Exercise » What is needed here is an exact copy of every entry.
— BEGIN Available data —
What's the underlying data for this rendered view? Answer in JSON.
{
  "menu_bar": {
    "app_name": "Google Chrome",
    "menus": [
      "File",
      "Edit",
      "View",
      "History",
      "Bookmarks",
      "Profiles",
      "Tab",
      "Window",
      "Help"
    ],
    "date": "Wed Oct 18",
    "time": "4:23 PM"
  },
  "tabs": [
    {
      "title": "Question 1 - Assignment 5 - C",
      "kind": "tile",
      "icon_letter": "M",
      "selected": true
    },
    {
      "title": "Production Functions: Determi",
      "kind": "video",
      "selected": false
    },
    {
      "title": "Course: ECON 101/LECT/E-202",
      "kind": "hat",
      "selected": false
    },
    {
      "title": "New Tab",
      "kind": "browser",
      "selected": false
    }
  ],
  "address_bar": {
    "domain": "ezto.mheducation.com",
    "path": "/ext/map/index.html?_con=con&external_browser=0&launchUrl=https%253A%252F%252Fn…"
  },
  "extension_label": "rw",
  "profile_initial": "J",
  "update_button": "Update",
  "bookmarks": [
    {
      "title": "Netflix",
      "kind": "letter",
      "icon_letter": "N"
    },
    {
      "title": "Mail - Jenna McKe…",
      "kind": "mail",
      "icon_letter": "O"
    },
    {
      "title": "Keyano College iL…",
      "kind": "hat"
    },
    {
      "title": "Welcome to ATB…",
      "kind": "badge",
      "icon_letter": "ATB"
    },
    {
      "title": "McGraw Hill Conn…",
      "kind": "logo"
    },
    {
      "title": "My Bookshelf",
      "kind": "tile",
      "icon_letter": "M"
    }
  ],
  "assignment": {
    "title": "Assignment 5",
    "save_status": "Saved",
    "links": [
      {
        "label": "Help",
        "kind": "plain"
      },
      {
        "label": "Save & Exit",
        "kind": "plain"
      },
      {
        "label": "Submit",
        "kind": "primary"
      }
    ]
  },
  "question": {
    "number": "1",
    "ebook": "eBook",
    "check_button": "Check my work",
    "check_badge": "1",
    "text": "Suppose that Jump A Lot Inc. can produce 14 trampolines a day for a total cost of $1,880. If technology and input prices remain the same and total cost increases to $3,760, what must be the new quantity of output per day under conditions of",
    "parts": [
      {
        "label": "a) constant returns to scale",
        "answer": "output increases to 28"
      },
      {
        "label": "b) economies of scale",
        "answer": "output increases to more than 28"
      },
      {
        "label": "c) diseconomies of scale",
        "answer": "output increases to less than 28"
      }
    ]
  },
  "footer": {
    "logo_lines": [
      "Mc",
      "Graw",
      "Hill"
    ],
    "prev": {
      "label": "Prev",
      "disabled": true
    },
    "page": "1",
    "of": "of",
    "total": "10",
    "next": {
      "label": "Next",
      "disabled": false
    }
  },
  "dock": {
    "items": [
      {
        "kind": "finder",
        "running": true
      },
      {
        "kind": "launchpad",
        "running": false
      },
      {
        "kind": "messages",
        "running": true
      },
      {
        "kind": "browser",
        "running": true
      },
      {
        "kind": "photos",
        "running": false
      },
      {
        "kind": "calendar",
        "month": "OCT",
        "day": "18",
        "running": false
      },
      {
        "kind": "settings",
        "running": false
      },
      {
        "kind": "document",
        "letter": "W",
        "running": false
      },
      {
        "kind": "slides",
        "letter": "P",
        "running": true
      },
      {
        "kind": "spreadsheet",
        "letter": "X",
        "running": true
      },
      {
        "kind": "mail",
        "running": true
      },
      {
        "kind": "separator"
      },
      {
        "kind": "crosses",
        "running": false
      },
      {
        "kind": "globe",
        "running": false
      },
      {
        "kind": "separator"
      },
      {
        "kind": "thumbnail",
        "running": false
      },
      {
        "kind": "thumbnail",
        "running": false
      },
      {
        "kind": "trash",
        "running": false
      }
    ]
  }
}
— END Available data —
The solution »
What's the underlying data for this rendered view? Answer in JSON.
{
  "menu_bar": {
    "app_name": "Google Chrome",
    "menus": [
      "File",
      "Edit",
      "View",
      "History",
      "Bookmarks",
      "Profiles",
      "Tab",
      "Window",
      "Help"
    ],
    "date": "Wed Oct 18",
    "time": "4:23 PM"
  },
  "tabs": [
    {
      "title": "Question 1 - Assignment 5 - C",
      "kind": "tile",
      "icon_letter": "M",
      "selected": true
    },
    {
      "title": "Production Functions: Determi",
      "kind": "video",
      "selected": false
    },
    {
      "title": "Course: ECON 101/LECT/E-202",
      "kind": "hat",
      "selected": false
    },
    {
      "title": "New Tab",
      "kind": "browser",
      "selected": false
    }
  ],
  "address_bar": {
    "domain": "ezto.mheducation.com",
    "path": "/ext/map/index.html?_con=con&external_browser=0&launchUrl=https%253A%252F%252Fn…"
  },
  "extension_label": "rw",
  "profile_initial": "J",
  "update_button": "Update",
  "bookmarks": [
    {
      "title": "Netflix",
      "kind": "letter",
      "icon_letter": "N"
    },
    {
      "title": "Mail - Jenna McKe…",
      "kind": "mail",
      "icon_letter": "O"
    },
    {
      "title": "Keyano College iL…",
      "kind": "hat"
    },
    {
      "title": "Welcome to ATB…",
      "kind": "badge",
      "icon_letter": "ATB"
    },
    {
      "title": "McGraw Hill Conn…",
      "kind": "logo"
    },
    {
      "title": "My Bookshelf",
      "kind": "tile",
      "icon_letter": "M"
    }
  ],
  "assignment": {
    "title": "Assignment 5",
    "save_status": "Saved",
    "links": [
      {
        "label": "Help",
        "kind": "plain"
      },
      {
        "label": "Save & Exit",
        "kind": "plain"
      },
      {
        "label": "Submit",
        "kind": "primary"
      }
    ]
  },
  "question": {
    "number": "1",
    "ebook": "eBook",
    "check_button": "Check my work",
    "check_badge": "1",
    "text": "Suppose that Jump A Lot Inc. can produce 14 trampolines a day for a total cost of $1,880. If technology and input prices remain the same and total cost increases to $3,760, what must be the new quantity of output per day under conditions of",
    "parts": [
      {
        "label": "a) constant returns to scale",
        "answer": "output increases to 28"
      },
      {
        "label": "b) economies of scale",
        "answer": "output increases to more than 28"
      },
      {
        "label": "c) diseconomies of scale",
        "answer": "output increases to less than 28"
      }
    ]
  },
  "footer": {
    "logo_lines": [
      "Mc",
      "Graw",
      "Hill"
    ],
    "prev": {
      "label": "Prev",
      "disabled": true
    },
    "page": "1",
    "of": "of",
    "total": "10",
    "next": {
      "label": "Next",
      "disabled": false
    }
  },
  "dock": {
    "items": [
      {
        "kind": "finder",
        "running": true
      },
      {
        "kind": "launchpad",
        "running": false
      },
      {
        "kind": "messages",
        "running": true
      },
      {
        "kind": "browser",
        "running": true
      },
      {
        "kind": "photos",
        "running": false
      },
      {
        "kind": "calendar",
        "month": "OCT",
        "day": "18",
        "running": false
      },
      {
        "kind": "settings",
        "running": false
      },
      {
        "kind": "document",
        "letter": "W",
        "running": false
      },
      {
        "kind": "slides",
        "letter": "P",
        "running": true
      },
      {
        "kind": "spreadsheet",
        "letter": "X",
        "running": true
      },
      {
        "kind": "mail",
        "running": true
      },
      {
        "kind": "separator"
      },
      {
        "kind": "crosses",
        "running": false
      },
      {
        "kind": "globe",
        "running": false
      },
      {
        "kind": "separator"
      },
      {
        "kind": "thumbnail",
        "running": false
      },
      {
        "kind": "thumbnail",
        "running": false
      },
      {
        "kind": "trash",
        "running": false
      }
    ]
  }
}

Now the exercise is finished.